_THE PROBLEM:_ Copy the lines below, from the first line through the line containing "folder-name: Priority Inbox", inclusive, and change every "drag-handle-icon" to "grip-icon". Leave everything else unchanged.

_RECORDS PROVIDED:_
§

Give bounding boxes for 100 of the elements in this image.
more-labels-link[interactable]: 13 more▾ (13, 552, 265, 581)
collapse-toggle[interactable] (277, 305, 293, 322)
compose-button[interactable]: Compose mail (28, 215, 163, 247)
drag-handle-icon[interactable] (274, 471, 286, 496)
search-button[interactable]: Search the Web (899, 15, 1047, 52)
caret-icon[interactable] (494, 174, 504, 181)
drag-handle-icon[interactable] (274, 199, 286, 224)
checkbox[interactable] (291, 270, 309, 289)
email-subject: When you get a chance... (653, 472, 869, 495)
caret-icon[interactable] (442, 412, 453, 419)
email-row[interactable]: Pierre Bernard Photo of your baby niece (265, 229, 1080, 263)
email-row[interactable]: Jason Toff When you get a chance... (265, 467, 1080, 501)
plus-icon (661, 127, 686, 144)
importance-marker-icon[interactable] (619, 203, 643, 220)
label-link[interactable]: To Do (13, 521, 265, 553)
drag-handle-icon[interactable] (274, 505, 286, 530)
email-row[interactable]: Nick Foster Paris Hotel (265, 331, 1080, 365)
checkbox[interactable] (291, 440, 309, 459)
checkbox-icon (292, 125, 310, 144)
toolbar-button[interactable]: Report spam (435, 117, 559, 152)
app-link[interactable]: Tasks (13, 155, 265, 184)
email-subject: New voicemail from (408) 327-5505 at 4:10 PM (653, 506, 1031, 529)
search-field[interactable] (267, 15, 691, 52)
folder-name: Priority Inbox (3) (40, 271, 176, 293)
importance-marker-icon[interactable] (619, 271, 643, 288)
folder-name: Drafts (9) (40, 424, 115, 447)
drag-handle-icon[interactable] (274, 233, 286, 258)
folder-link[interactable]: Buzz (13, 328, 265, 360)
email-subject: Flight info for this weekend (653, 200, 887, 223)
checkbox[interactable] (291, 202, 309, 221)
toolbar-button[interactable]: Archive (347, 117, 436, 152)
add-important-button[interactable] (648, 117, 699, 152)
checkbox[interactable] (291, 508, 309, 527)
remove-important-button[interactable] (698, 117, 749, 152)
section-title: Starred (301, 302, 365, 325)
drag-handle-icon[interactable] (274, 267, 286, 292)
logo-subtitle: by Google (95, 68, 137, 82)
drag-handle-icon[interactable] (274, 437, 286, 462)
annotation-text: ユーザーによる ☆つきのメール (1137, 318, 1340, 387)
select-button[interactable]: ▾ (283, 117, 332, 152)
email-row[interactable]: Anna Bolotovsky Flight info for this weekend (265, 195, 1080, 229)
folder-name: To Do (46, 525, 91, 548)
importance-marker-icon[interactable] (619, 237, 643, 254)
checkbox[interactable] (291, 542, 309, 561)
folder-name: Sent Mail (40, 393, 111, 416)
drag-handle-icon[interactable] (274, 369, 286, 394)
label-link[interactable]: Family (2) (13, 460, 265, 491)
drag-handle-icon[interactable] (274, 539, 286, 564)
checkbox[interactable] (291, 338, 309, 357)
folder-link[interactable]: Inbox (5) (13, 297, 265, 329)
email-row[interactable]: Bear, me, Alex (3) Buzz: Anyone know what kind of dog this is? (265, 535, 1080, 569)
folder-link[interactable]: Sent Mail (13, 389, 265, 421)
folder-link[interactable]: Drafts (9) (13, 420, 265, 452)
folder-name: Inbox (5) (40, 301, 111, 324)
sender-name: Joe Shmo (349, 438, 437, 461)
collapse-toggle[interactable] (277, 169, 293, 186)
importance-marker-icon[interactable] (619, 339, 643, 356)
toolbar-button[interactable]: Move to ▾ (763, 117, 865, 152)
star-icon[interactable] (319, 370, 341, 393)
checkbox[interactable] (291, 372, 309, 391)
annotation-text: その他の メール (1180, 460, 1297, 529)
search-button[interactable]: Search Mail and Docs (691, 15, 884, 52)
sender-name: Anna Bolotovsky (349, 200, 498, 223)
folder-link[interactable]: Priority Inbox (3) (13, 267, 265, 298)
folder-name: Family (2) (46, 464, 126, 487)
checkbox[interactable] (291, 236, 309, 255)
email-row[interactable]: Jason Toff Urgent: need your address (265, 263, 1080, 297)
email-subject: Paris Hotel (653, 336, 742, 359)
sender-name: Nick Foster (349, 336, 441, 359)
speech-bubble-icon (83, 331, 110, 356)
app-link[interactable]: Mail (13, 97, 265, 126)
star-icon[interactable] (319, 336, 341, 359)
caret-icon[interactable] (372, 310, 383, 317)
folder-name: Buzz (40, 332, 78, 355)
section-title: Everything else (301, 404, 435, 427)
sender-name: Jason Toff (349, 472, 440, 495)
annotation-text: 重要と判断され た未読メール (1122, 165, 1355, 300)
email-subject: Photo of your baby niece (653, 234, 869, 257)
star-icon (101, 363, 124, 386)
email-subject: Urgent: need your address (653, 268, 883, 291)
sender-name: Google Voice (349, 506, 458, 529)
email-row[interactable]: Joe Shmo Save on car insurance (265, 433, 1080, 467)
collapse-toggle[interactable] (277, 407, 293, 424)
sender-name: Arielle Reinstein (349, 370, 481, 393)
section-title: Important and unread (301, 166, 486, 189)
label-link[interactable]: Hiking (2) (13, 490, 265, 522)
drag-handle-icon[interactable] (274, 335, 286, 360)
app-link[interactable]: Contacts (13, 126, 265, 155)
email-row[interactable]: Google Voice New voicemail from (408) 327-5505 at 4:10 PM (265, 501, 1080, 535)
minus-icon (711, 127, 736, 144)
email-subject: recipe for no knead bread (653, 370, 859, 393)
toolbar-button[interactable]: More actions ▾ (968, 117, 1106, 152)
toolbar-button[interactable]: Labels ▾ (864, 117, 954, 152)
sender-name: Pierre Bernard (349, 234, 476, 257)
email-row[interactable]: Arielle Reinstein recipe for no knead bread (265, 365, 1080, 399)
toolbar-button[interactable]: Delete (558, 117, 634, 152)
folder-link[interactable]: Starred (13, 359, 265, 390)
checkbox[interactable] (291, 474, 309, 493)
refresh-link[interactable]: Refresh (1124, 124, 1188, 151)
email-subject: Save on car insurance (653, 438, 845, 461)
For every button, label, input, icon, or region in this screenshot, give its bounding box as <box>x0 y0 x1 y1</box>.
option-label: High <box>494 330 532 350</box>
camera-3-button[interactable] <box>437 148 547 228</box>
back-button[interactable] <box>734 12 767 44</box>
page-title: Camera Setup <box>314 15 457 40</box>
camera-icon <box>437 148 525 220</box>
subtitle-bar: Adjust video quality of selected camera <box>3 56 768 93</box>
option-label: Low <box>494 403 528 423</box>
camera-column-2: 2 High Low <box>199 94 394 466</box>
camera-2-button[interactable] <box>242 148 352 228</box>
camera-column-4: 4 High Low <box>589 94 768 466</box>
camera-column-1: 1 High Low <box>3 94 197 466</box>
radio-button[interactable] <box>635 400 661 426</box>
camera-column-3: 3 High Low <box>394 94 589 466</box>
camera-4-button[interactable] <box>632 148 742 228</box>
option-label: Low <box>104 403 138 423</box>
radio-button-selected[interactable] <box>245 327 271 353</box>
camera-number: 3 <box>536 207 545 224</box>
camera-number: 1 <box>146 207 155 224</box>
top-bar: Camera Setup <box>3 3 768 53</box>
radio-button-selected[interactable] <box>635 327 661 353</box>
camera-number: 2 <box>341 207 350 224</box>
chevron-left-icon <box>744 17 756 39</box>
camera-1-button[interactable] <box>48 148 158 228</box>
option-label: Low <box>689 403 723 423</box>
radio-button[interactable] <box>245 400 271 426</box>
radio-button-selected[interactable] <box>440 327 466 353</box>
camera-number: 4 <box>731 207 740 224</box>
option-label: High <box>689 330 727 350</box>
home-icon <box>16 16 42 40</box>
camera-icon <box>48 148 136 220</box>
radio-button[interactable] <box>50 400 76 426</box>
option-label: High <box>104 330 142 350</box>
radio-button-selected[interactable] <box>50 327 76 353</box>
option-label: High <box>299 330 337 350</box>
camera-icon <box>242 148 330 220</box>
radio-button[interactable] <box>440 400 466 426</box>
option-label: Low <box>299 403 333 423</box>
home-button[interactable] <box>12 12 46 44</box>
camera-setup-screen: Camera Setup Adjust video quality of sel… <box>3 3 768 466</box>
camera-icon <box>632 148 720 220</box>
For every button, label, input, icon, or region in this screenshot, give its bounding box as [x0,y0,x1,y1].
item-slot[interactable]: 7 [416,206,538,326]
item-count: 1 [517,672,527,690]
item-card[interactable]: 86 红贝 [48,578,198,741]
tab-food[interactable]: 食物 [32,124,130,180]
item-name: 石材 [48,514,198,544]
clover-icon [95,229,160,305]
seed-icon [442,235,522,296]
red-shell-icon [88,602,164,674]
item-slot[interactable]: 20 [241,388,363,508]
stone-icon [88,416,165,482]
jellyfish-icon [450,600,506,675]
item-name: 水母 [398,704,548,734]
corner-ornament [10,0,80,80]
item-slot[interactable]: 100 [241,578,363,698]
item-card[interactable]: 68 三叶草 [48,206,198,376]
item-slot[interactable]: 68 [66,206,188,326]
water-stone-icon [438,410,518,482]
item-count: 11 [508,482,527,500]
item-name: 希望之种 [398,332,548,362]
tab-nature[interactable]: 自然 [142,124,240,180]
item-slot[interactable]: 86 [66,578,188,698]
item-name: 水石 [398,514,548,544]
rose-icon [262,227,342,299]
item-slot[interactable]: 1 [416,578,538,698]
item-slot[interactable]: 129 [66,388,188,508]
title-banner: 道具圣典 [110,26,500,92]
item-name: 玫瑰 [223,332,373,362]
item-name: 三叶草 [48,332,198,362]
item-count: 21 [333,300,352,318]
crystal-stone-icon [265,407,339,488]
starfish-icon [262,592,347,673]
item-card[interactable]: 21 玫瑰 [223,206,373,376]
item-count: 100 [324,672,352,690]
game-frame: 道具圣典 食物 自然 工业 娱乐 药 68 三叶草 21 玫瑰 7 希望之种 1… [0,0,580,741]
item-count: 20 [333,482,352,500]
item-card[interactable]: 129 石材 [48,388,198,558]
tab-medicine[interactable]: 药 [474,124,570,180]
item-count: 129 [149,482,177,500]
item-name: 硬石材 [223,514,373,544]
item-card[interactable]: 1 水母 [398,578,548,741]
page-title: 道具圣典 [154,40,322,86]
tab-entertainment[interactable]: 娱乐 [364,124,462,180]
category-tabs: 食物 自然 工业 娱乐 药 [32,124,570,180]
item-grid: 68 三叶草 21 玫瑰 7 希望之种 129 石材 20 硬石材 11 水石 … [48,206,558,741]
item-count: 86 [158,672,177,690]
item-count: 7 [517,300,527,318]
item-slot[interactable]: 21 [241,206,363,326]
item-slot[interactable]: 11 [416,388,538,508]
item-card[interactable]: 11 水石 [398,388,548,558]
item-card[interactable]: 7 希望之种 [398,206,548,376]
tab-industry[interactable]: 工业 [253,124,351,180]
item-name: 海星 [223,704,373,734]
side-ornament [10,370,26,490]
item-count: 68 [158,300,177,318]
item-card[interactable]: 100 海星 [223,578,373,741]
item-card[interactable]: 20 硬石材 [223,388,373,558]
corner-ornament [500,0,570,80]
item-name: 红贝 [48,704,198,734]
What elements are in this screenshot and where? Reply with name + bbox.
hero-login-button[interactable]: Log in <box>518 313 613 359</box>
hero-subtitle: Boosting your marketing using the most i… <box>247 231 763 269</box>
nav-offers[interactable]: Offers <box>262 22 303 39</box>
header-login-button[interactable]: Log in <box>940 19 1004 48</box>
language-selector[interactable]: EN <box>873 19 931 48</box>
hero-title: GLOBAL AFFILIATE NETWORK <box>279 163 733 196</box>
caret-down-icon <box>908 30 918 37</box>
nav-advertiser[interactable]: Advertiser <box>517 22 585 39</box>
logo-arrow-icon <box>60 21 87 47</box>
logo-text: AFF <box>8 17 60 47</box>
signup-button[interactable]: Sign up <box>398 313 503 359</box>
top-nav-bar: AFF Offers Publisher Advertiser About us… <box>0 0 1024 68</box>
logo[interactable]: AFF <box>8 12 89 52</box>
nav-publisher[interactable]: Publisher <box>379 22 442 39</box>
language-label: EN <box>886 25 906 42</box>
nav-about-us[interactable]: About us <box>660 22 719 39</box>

§

_WORKED SOLUTION:_
Give bounding boxes for 100 of the elements in this image.
more-labels-link[interactable]: 13 more▾ (13, 552, 265, 581)
collapse-toggle[interactable] (277, 305, 293, 322)
compose-button[interactable]: Compose mail (28, 215, 163, 247)
grip-icon[interactable] (274, 471, 286, 496)
search-button[interactable]: Search the Web (899, 15, 1047, 52)
caret-icon[interactable] (494, 174, 504, 181)
grip-icon[interactable] (274, 199, 286, 224)
checkbox[interactable] (291, 270, 309, 289)
email-subject: When you get a chance... (653, 472, 869, 495)
caret-icon[interactable] (442, 412, 453, 419)
email-row[interactable]: Pierre Bernard Photo of your baby niece (265, 229, 1080, 263)
email-row[interactable]: Jason Toff When you get a chance... (265, 467, 1080, 501)
plus-icon (661, 127, 686, 144)
importance-marker-icon[interactable] (619, 203, 643, 220)
label-link[interactable]: To Do (13, 521, 265, 553)
grip-icon[interactable] (274, 505, 286, 530)
email-row[interactable]: Nick Foster Paris Hotel (265, 331, 1080, 365)
checkbox[interactable] (291, 440, 309, 459)
checkbox-icon (292, 125, 310, 144)
toolbar-button[interactable]: Report spam (435, 117, 559, 152)
app-link[interactable]: Tasks (13, 155, 265, 184)
email-subject: New voicemail from (408) 327-5505 at 4:10 PM (653, 506, 1031, 529)
search-field[interactable] (267, 15, 691, 52)
folder-name: Priority Inbox (3) (40, 271, 176, 293)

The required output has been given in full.